***** INFORMATION PROVIDED *****

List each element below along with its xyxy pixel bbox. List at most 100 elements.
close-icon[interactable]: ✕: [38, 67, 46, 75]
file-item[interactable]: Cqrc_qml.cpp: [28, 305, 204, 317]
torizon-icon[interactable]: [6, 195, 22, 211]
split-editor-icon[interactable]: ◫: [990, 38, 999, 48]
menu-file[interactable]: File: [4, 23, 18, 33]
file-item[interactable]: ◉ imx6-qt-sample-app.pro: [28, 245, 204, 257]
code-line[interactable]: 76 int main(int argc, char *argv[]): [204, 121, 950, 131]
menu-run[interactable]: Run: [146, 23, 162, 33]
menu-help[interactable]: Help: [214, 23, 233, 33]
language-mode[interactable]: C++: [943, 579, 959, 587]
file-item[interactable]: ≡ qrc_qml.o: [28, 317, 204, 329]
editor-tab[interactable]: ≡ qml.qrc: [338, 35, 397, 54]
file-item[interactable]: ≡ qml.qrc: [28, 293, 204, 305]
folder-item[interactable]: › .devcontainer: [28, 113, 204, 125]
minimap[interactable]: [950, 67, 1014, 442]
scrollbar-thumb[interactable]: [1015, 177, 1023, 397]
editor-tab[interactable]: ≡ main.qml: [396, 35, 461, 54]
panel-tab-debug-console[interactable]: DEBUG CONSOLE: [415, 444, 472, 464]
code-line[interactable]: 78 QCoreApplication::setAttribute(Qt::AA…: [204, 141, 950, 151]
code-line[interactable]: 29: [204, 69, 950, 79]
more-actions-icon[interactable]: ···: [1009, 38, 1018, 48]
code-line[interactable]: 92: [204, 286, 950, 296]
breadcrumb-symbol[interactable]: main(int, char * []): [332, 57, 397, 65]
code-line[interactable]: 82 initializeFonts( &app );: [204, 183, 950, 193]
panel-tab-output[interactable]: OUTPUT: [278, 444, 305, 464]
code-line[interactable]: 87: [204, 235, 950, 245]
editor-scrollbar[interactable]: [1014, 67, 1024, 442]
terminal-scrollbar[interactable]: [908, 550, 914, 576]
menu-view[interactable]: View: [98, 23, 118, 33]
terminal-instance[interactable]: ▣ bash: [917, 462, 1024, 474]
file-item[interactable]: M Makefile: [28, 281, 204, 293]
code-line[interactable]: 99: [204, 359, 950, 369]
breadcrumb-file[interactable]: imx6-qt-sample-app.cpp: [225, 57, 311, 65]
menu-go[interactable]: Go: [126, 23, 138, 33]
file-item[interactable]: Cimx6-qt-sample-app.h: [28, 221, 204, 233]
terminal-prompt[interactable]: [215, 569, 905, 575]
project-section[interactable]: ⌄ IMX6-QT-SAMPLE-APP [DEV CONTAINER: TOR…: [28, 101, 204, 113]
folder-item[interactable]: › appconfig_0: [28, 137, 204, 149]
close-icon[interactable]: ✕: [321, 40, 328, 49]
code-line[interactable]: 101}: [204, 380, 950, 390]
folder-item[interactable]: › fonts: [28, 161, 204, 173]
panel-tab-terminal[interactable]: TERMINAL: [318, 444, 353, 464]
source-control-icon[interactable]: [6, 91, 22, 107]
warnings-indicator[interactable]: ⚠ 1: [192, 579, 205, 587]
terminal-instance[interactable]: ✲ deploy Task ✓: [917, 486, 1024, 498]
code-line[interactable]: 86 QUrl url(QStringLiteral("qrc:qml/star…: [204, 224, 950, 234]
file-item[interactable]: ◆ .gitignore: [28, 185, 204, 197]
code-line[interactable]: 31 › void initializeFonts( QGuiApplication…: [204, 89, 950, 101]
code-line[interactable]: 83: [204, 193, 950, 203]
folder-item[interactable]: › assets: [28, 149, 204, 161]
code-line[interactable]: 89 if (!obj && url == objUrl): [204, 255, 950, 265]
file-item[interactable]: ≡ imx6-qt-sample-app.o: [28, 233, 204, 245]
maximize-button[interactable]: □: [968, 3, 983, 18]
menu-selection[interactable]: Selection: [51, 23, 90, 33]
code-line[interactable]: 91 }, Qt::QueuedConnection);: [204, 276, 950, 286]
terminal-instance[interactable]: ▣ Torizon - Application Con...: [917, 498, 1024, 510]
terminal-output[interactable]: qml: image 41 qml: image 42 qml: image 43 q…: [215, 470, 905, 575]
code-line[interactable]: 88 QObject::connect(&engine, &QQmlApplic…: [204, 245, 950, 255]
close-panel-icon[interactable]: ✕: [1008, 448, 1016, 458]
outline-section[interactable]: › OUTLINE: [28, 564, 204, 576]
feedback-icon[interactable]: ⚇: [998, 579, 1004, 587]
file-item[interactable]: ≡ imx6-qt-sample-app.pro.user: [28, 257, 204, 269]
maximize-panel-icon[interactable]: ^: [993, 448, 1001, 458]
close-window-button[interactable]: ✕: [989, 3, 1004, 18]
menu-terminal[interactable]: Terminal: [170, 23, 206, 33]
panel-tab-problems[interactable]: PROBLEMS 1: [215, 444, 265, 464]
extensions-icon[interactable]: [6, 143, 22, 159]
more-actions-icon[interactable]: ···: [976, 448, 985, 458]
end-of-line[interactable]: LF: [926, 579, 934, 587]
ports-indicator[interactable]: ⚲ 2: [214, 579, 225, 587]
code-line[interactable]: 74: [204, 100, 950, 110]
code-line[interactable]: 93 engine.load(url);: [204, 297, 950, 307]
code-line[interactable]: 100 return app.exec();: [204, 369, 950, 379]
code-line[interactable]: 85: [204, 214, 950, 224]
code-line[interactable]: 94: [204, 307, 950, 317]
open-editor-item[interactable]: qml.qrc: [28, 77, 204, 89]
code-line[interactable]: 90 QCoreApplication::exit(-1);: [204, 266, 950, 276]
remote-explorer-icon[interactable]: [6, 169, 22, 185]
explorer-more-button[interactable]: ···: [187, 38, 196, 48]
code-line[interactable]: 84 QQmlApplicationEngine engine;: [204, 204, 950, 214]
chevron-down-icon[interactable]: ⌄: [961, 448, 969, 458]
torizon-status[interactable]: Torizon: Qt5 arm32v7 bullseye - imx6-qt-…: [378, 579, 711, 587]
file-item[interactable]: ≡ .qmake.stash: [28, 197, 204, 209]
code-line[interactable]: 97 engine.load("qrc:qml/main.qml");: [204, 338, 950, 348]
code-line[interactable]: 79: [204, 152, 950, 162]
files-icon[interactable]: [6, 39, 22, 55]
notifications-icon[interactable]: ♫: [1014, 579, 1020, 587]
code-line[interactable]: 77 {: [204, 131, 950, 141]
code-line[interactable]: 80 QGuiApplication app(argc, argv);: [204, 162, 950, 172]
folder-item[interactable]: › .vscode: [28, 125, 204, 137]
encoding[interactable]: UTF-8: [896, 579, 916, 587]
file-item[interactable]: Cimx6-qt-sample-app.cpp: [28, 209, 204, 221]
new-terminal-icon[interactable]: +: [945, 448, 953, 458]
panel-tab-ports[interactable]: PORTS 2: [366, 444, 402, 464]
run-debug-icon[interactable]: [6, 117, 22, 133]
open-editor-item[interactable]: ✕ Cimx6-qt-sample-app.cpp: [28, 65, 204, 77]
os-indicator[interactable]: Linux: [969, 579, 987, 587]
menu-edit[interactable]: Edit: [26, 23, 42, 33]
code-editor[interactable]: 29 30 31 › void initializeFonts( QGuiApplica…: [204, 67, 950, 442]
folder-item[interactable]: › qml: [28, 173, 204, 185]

*****

Collect and copy every line of the records that contains the string "main".

code-line[interactable]: 76 int main(int argc, char *argv[]): [204, 121, 950, 131]
editor-tab[interactable]: ≡ main.qml: [396, 35, 461, 54]
breadcrumb-symbol[interactable]: main(int, char * []): [332, 57, 397, 65]
code-line[interactable]: 97 engine.load("qrc:qml/main.qml");: [204, 338, 950, 348]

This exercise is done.